* **SET PROBLEM**
Output the listing lines from the one containing "significance-footnote: P<0.05 was" through the one containing "svg-text:4: 4 [1867,616,1897,675]", both included, as a Markdown table with a Row column for the row number and a Line column for the line itself. Leave out any blank lines.

Dataset entries:
● ● ●

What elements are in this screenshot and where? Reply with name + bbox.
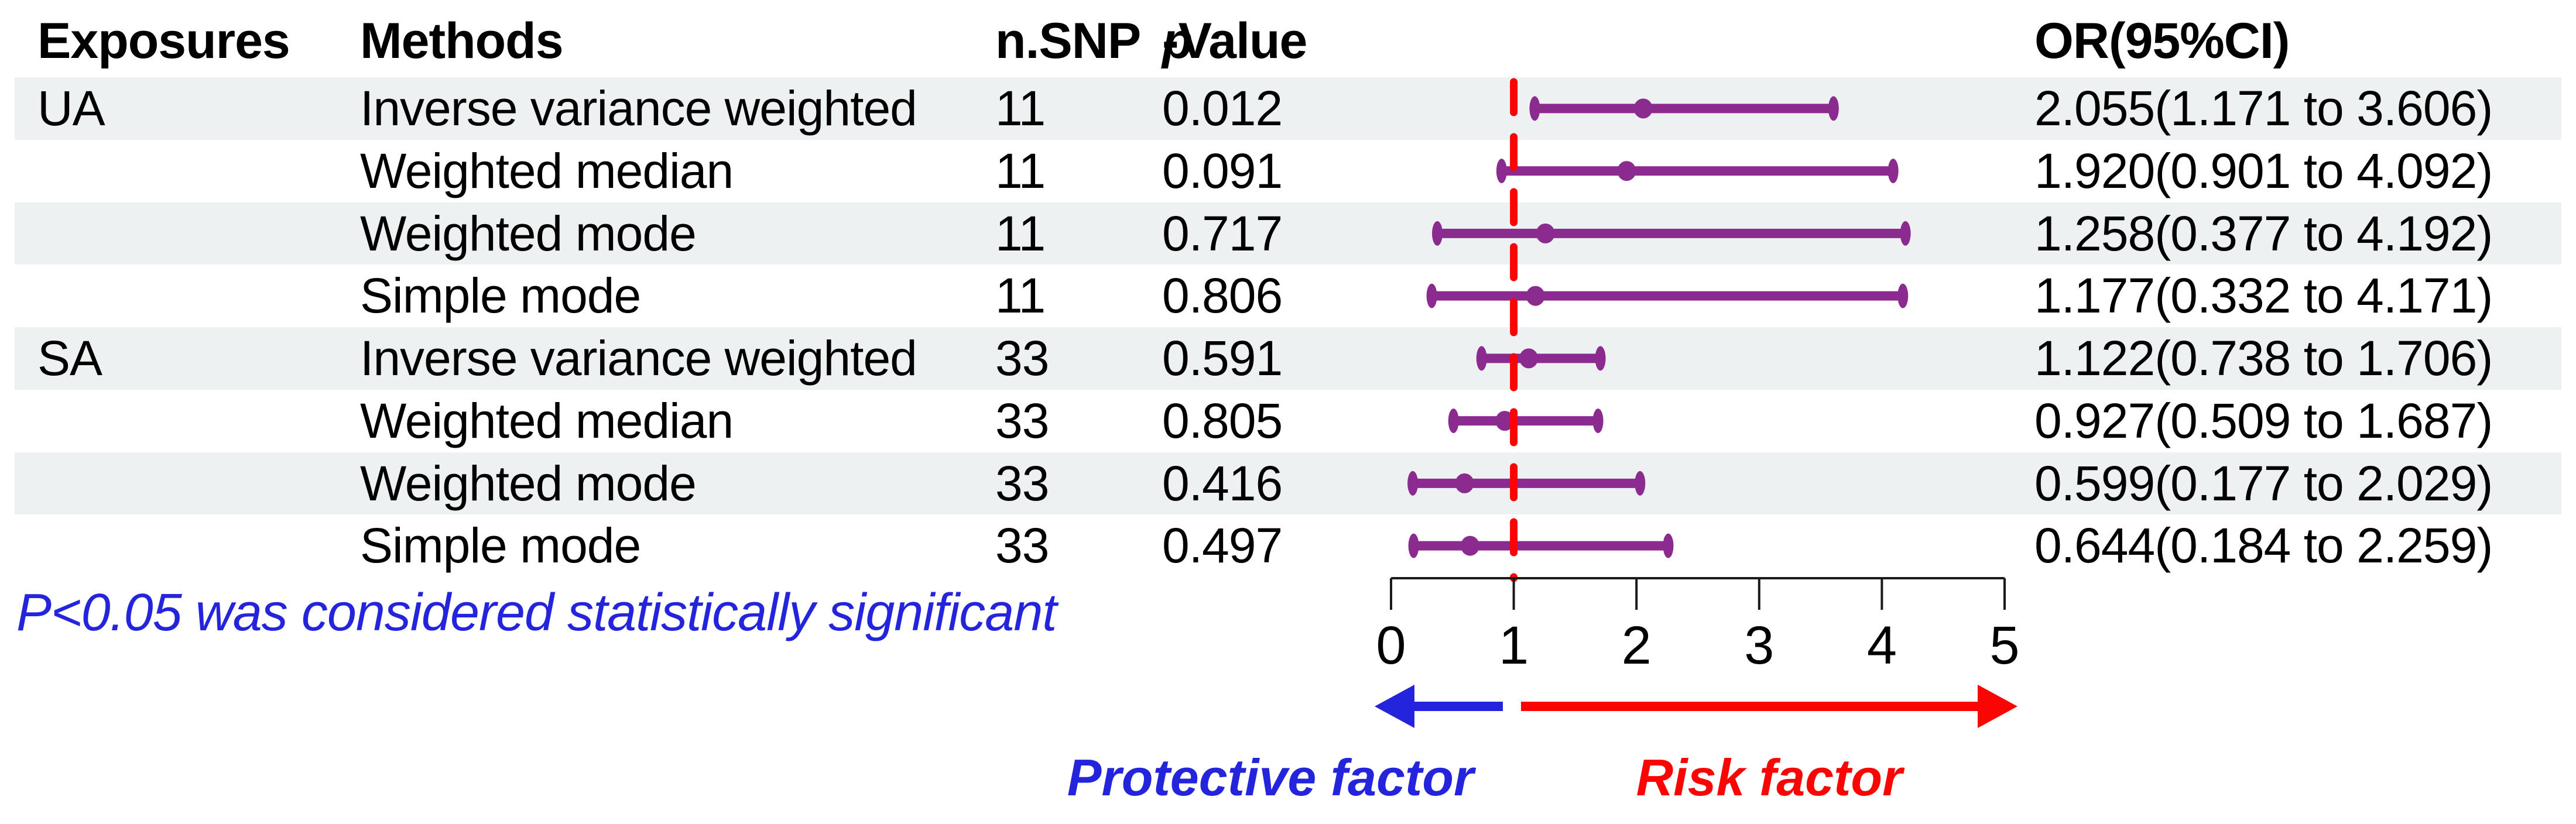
significance-footnote: P<0.05 was considered statistically sign… [16,583,1057,642]
cell-or-ci: 1.177(0.332 to 4.171) [2034,268,2493,324]
cell-pvalue: 0.091 [1162,143,1283,198]
table-row: Simple mode 11 0.806 1.177(0.332 to 4.17… [15,265,2561,327]
table-header-row: Exposures Methods n.SNP p -Value OR(95%CI… [15,5,2561,77]
cell-method: Weighted median [360,143,734,198]
table-row: Weighted median 11 0.091 1.920(0.901 to … [15,140,2561,202]
cell-pvalue: 0.717 [1162,205,1283,261]
cell-pvalue: 0.591 [1162,331,1283,386]
cell-nsnp: 11 [995,81,1046,136]
cell-exposure: SA [37,331,102,386]
table-row: UA Inverse variance weighted 11 0.012 2.… [15,77,2561,140]
header-methods: Methods [360,13,564,69]
cell-or-ci: 1.920(0.901 to 4.092) [2034,143,2493,198]
svg-text:1: 1 [1499,616,1529,675]
protective-factor-label: Protective factor [1067,749,1474,806]
table-row: Simple mode 33 0.497 0.644(0.184 to 2.25… [15,514,2561,577]
cell-pvalue: 0.497 [1162,518,1283,574]
cell-method: Weighted mode [360,455,697,511]
cell-nsnp: 33 [995,518,1049,574]
svg-text:4: 4 [1867,616,1897,675]
table-row: Weighted mode 33 0.416 0.599(0.177 to 2.… [15,452,2561,515]
cell-or-ci: 0.599(0.177 to 2.029) [2034,455,2493,511]
cell-method: Weighted mode [360,205,697,261]
svg-text:0: 0 [1376,616,1406,675]
cell-or-ci: 2.055(1.171 to 3.606) [2034,81,2493,136]
cell-or-ci: 0.927(0.509 to 1.687) [2034,393,2493,448]
cell-method: Weighted median [360,393,734,448]
cell-nsnp: 33 [995,393,1049,448]
cell-or-ci: 0.644(0.184 to 2.259) [2034,518,2493,574]
svg-text:3: 3 [1744,616,1774,675]
svg-text:5: 5 [1989,616,2019,675]
table-body: UA Inverse variance weighted 11 0.012 2.… [15,77,2561,577]
header-pvalue-rest: -Value [1162,13,1307,69]
cell-or-ci: 1.258(0.377 to 4.192) [2034,205,2493,261]
svg-text:2: 2 [1622,616,1652,675]
cell-or-ci: 1.122(0.738 to 1.706) [2034,331,2493,386]
risk-factor-label: Risk factor [1636,749,1903,806]
cell-nsnp: 11 [995,143,1046,198]
table-row: SA Inverse variance weighted 33 0.591 1.… [15,327,2561,390]
table-row: Weighted mode 11 0.717 1.258(0.377 to 4.… [15,202,2561,265]
table-row: Weighted median 33 0.805 0.927(0.509 to … [15,390,2561,452]
cell-method: Inverse variance weighted [360,331,917,386]
cell-nsnp: 33 [995,331,1049,386]
cell-method: Simple mode [360,518,641,574]
cell-pvalue: 0.416 [1162,455,1283,511]
cell-nsnp: 33 [995,455,1049,511]
cell-pvalue: 0.805 [1162,393,1283,448]
header-pvalue-p: p [1162,13,1193,69]
cell-method: Inverse variance weighted [360,81,917,136]
header-or-ci: OR(95%CI) [2034,13,2290,69]
cell-nsnp: 11 [995,205,1046,261]
cell-method: Simple mode [360,268,641,324]
cell-pvalue: 0.012 [1162,81,1283,136]
cell-exposure: UA [37,81,105,136]
header-nsnp: n.SNP [995,13,1141,69]
cell-nsnp: 11 [995,268,1046,324]
header-exposures: Exposures [37,13,290,69]
cell-pvalue: 0.806 [1162,268,1283,324]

● ● ●

* **THE RESULT**
| Row | Line |
|---|---|
| 1 | significance-footnote: P<0.05 was considered statistically sign… [16,583,1057,642] |
| 2 | cell-or-ci: 1.177(0.332 to 4.171) [2034,268,2493,324] |
| 3 | cell-pvalue: 0.091 [1162,143,1283,198] |
| 4 | table-row: Simple mode 11 0.806 1.177(0.332 to 4.17… [15,265,2561,327] |
| 5 | table-header-row: Exposures Methods n.SNP p -Value OR(95%CI… [15,5,2561,77] |
| 6 | cell-method: Weighted median [360,143,734,198] |
| 7 | table-row: Weighted median 11 0.091 1.920(0.901 to … [15,140,2561,202] |
| 8 | cell-pvalue: 0.717 [1162,205,1283,261] |
| 9 | cell-pvalue: 0.591 [1162,331,1283,386] |
| 10 | cell-nsnp: 11 [995,81,1046,136] |
| 11 | cell-exposure: SA [37,331,102,386] |
| 12 | table-row: UA Inverse variance weighted 11 0.012 2.… [15,77,2561,140] |
| 13 | header-methods: Methods [360,13,564,69] |
| 14 | cell-or-ci: 1.920(0.901 to 4.092) [2034,143,2493,198] |
| 15 | svg-text:1: 1 [1499,616,1529,675] |
| 16 | protective-factor-label: Protective factor [1067,749,1474,806] |
| 17 | table-row: Simple mode 33 0.497 0.644(0.184 to 2.25… [15,514,2561,577] |
| 18 | cell-pvalue: 0.497 [1162,518,1283,574] |
| 19 | cell-method: Weighted mode [360,455,697,511] |
| 20 | cell-nsnp: 33 [995,518,1049,574] |
| 21 | svg-text:4: 4 [1867,616,1897,675] |